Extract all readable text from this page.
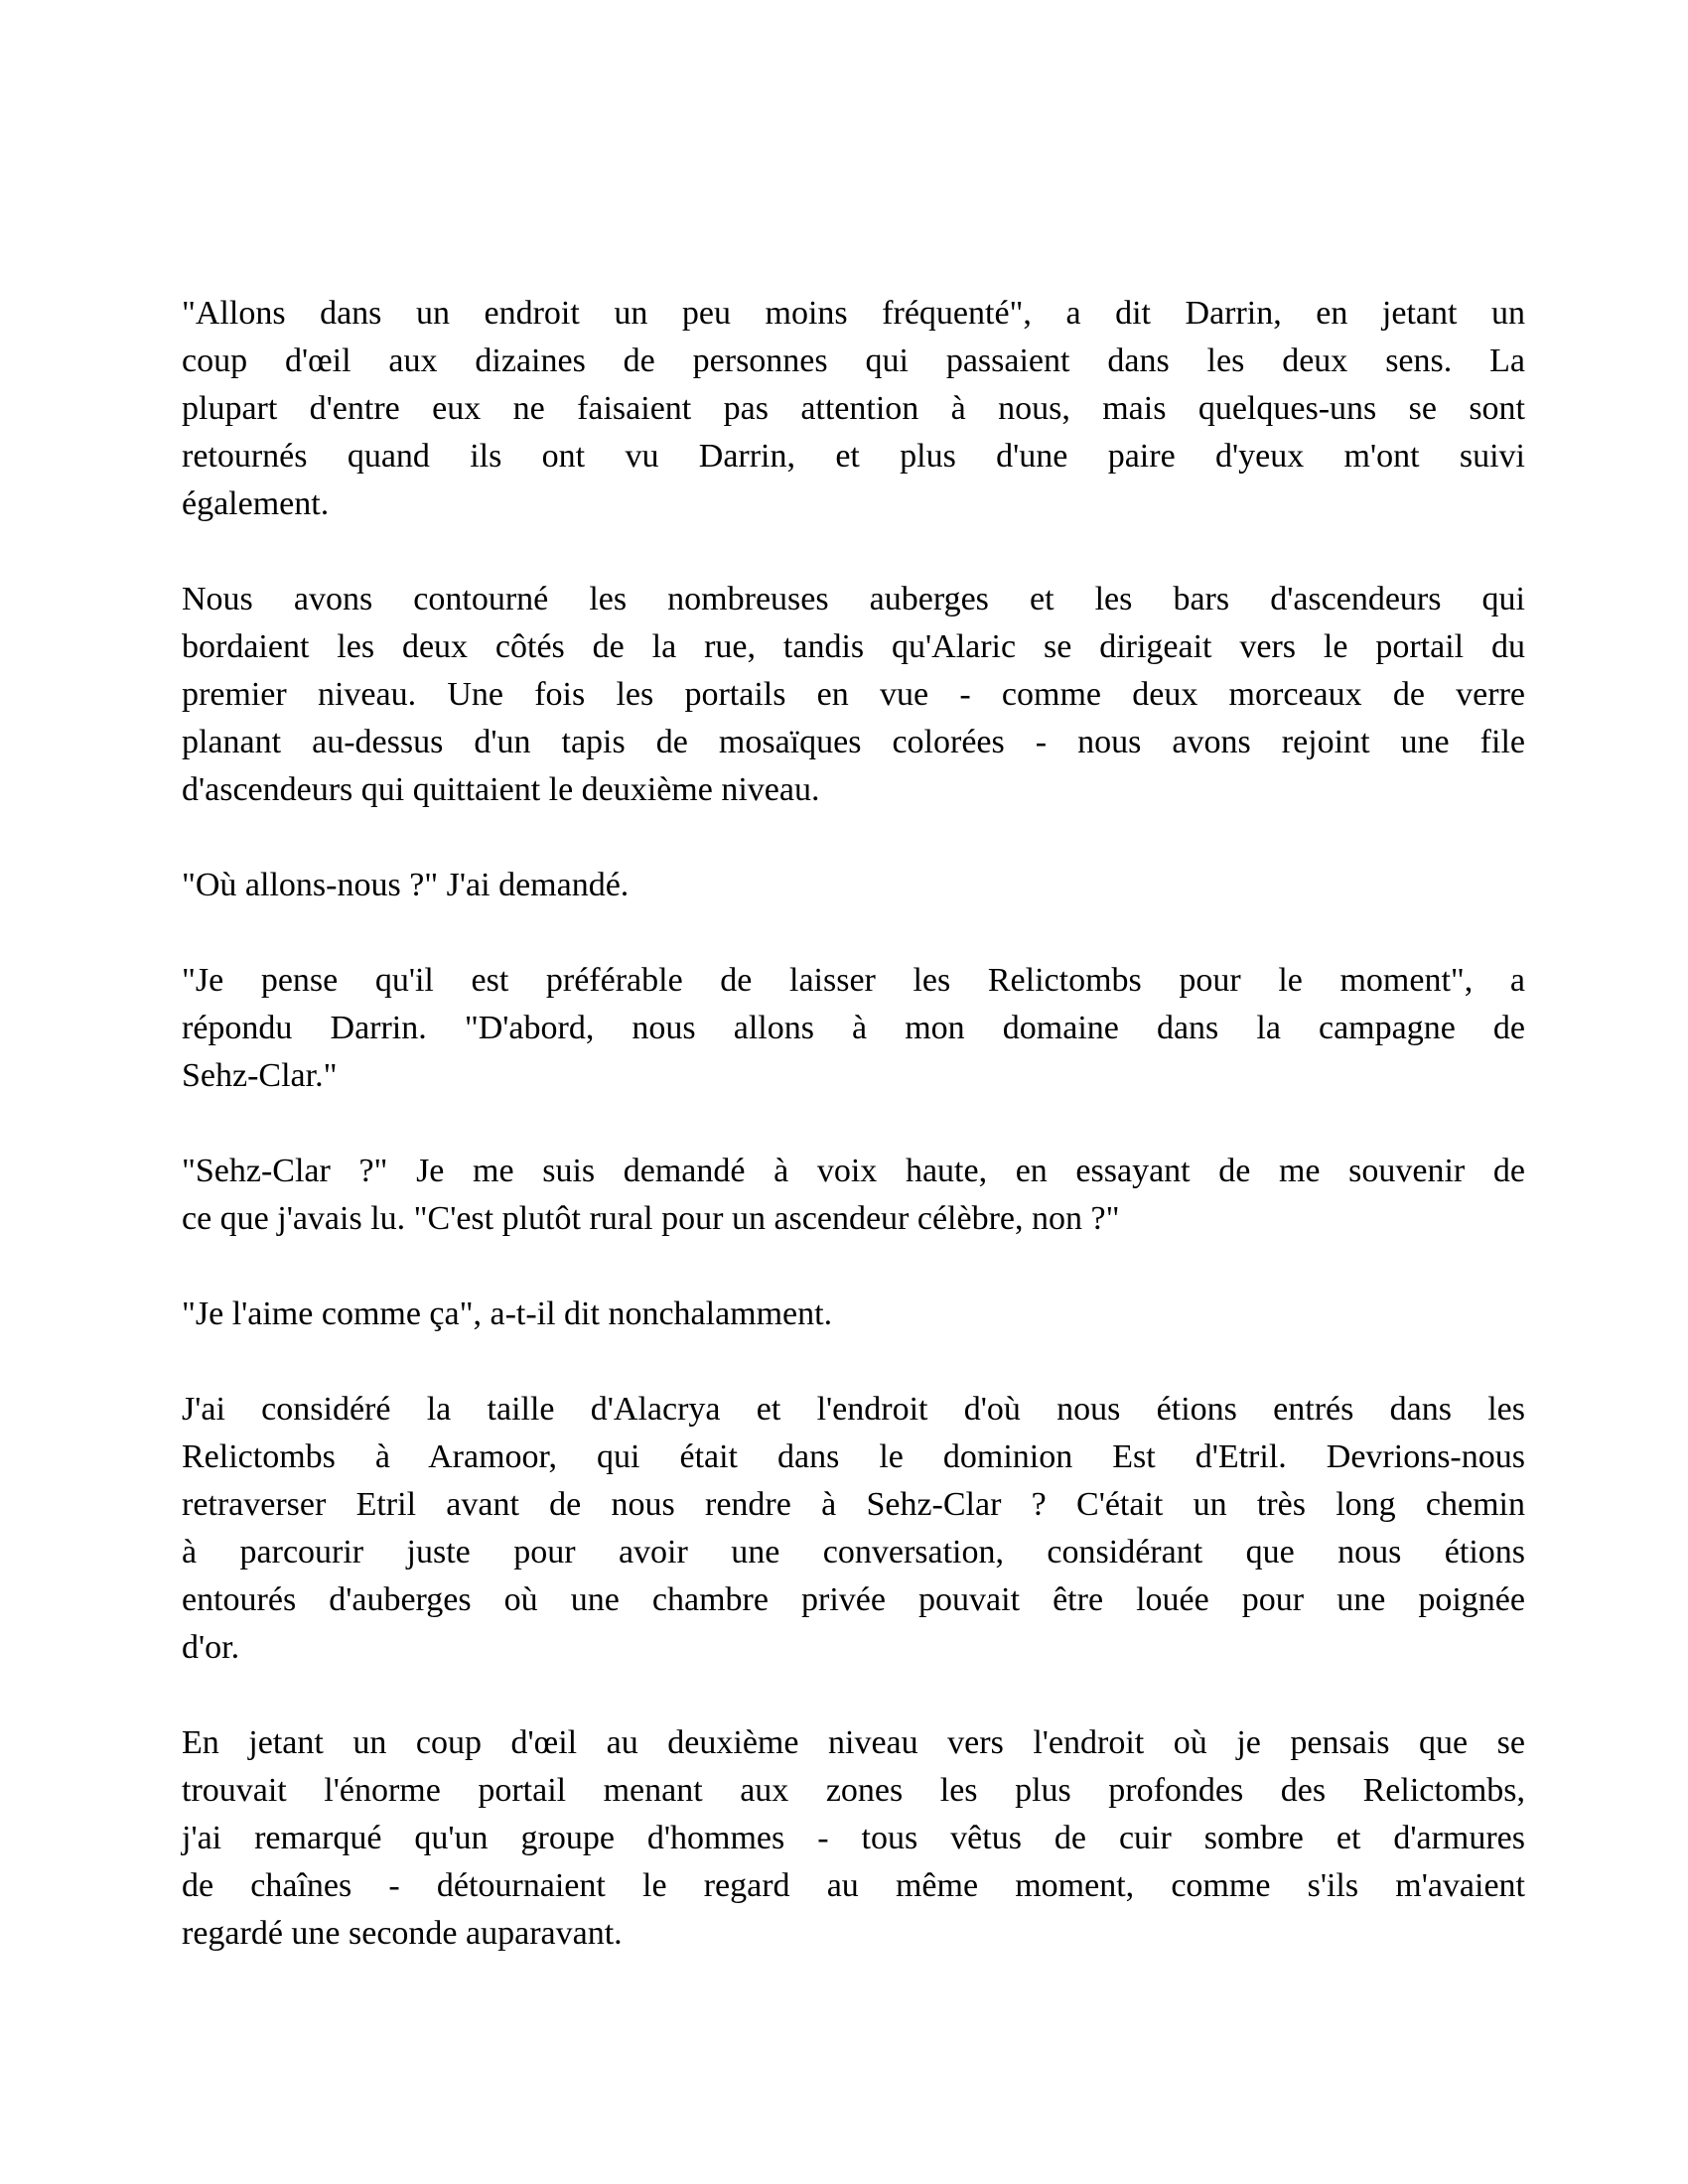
"Allons dans un endroit un peu moins fréquenté", a dit Darrin, en jetant un
coup d'œil aux dizaines de personnes qui passaient dans les deux sens. La
plupart d'entre eux ne faisaient pas attention à nous, mais quelques-uns se sont
retournés quand ils ont vu Darrin, et plus d'une paire d'yeux m'ont suivi
également.
Nous avons contourné les nombreuses auberges et les bars d'ascendeurs qui
bordaient les deux côtés de la rue, tandis qu'Alaric se dirigeait vers le portail du
premier niveau. Une fois les portails en vue - comme deux morceaux de verre
planant au-dessus d'un tapis de mosaïques colorées - nous avons rejoint une file
d'ascendeurs qui quittaient le deuxième niveau.
"Où allons-nous ?" J'ai demandé.
"Je pense qu'il est préférable de laisser les Relictombs pour le moment", a
répondu Darrin. "D'abord, nous allons à mon domaine dans la campagne de
Sehz-Clar."
"Sehz-Clar ?" Je me suis demandé à voix haute, en essayant de me souvenir de
ce que j'avais lu. "C'est plutôt rural pour un ascendeur célèbre, non ?"
"Je l'aime comme ça", a-t-il dit nonchalamment.
J'ai considéré la taille d'Alacrya et l'endroit d'où nous étions entrés dans les
Relictombs à Aramoor, qui était dans le dominion Est d'Etril. Devrions-nous
retraverser Etril avant de nous rendre à Sehz-Clar ? C'était un très long chemin
à parcourir juste pour avoir une conversation, considérant que nous étions
entourés d'auberges où une chambre privée pouvait être louée pour une poignée
d'or.
En jetant un coup d'œil au deuxième niveau vers l'endroit où je pensais que se
trouvait l'énorme portail menant aux zones les plus profondes des Relictombs,
j'ai remarqué qu'un groupe d'hommes - tous vêtus de cuir sombre et d'armures
de chaînes - détournaient le regard au même moment, comme s'ils m'avaient
regardé une seconde auparavant.
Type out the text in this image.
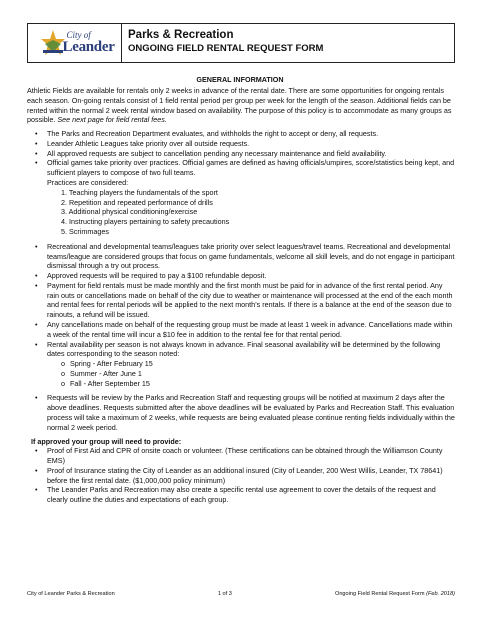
City of
Leander
Parks & Recreation
ONGOING FIELD RENTAL REQUEST FORM
GENERAL INFORMATION

Athletic Fields are available for rentals only 2 weeks in advance of the rental date. There are some opportunities for ongoing rentals each season. On-going rentals consist of 1 field rental period per group per week for the length of the season. Additional fields can be rented within the normal 2 week rental window based on availability. The purpose of this policy is to accommodate as many groups as possible. See next page for field rental fees.

• The Parks and Recreation Department evaluates, and withholds the right to accept or deny, all requests.
• Leander Athletic Leagues take priority over all outside requests.
• All approved requests are subject to cancellation pending any necessary maintenance and field availability.
• Official games take priority over practices. Official games are defined as having officials/umpires, score/statistics being kept, and sufficient players to compose of two full teams.
Practices are considered:
1. Teaching players the fundamentals of the sport
2. Repetition and repeated performance of drills
3. Additional physical conditioning/exercise
4. Instructing players pertaining to safety precautions
5. Scrimmages
• Recreational and developmental teams/leagues take priority over select leagues/travel teams. Recreational and developmental teams/league are considered groups that focus on game fundamentals, welcome all skill levels, and do not engage in participant dismissal through a try out process.
• Approved requests will be required to pay a $100 refundable deposit.
• Payment for field rentals must be made monthly and the first month must be paid for in advance of the first rental period. Any rain outs or cancellations made on behalf of the city due to weather or maintenance will processed at the end of the each month and rental fees for rental periods will be applied to the next month’s rentals. If there is a balance at the end of the season due to rainouts, a refund will be issued.
• Any cancellations made on behalf of the requesting group must be made at least 1 week in advance. Cancellations made within a week of the rental time will incur a $10 fee in addition to the rental fee for that rental period.
• Rental availability per season is not always known in advance. Final seasonal availability will be determined by the following dates corresponding to the season noted:
o Spring - After February 15
o Summer - After June 1
o Fall - After September 15
• Requests will be review by the Parks and Recreation Staff and requesting groups will be notified at maximum 2 days after the above deadlines. Requests submitted after the above deadlines will be evaluated by Parks and Recreation Staff. This evaluation process will take a maximum of 2 weeks, while requests are being evaluated please continue renting fields individually within the normal 2 week period.
If approved your group will need to provide:
• Proof of First Aid and CPR of onsite coach or volunteer. (These certifications can be obtained through the Williamson County EMS)
• Proof of Insurance stating the City of Leander as an additional insured (City of Leander, 200 West Willis, Leander, TX 78641) before the first rental date. ($1,000,000 policy minimum)
• The Leander Parks and Recreation may also create a specific rental use agreement to cover the details of the request and clearly outline the duties and expectations of each group.
City of Leander Parks & Recreation	1 of 3	Ongoing Field Rental Request Form (Feb. 2018)
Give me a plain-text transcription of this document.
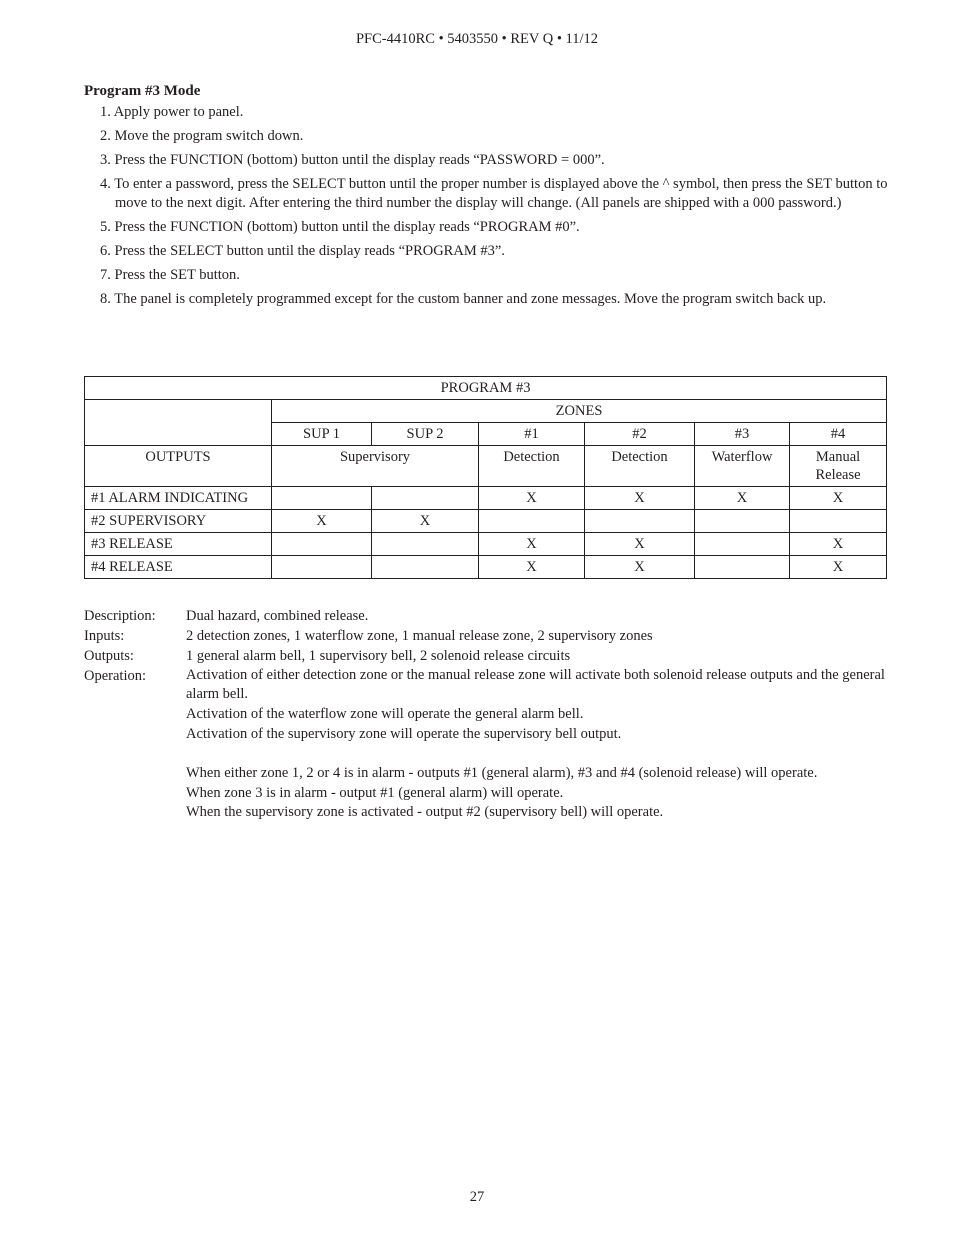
PFC-4410RC • 5403550 • REV Q • 11/12
Program #3 Mode
1. Apply power to panel.
2. Move the program switch down.
3. Press the FUNCTION (bottom) button until the display reads “PASSWORD = 000”.
4. To enter a password, press the SELECT button until the proper number is displayed above the ^ symbol, then press the SET button to move to the next digit. After entering the third number the display will change. (All panels are shipped with a 000 password.)
5. Press the FUNCTION (bottom) button until the display reads “PROGRAM #0”.
6. Press the SELECT button until the display reads “PROGRAM #3”.
7. Press the SET button.
8. The panel is completely programmed except for the custom banner and zone messages. Move the program switch back up.
PROGRAM #3						
	ZONES					
	SUP 1	SUP 2	#1	#2	#3	#4
OUTPUTS	Supervisory		Detection	Detection	Waterflow	Manual
Release
#1 ALARM INDICATING			X	X	X	X
#2 SUPERVISORY	X	X				
#3 RELEASE			X	X		X
#4 RELEASE			X	X		X
Description:	Dual hazard, combined release.
Inputs:	2 detection zones, 1 waterflow zone, 1 manual release zone, 2 supervisory zones
Outputs:	1 general alarm bell, 1 supervisory bell, 2 solenoid release circuits
Operation:	Activation of either detection zone or the manual release zone will activate both solenoid release outputs and the general alarm bell.
Activation of the waterflow zone will operate the general alarm bell.
Activation of the supervisory zone will operate the supervisory bell output.
When either zone 1, 2 or 4 is in alarm - outputs #1 (general alarm), #3 and #4 (solenoid release) will operate.
When zone 3 is in alarm - output #1 (general alarm) will operate.
When the supervisory zone is activated - output #2 (supervisory bell) will operate.
27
·····
Task statement >> Copy out every line of the data that includes "until".

Solution >>
3. Press the FUNCTION (bottom) button until the display reads “PASSWORD = 000”.
4. To enter a password, press the SELECT button until the proper number is displayed above the ^ symbol, then press the SET button to move to the next digit. After entering the third number the display will change. (All panels are shipped with a 000 password.)
5. Press the FUNCTION (bottom) button until the display reads “PROGRAM #0”.
6. Press the SELECT button until the display reads “PROGRAM #3”.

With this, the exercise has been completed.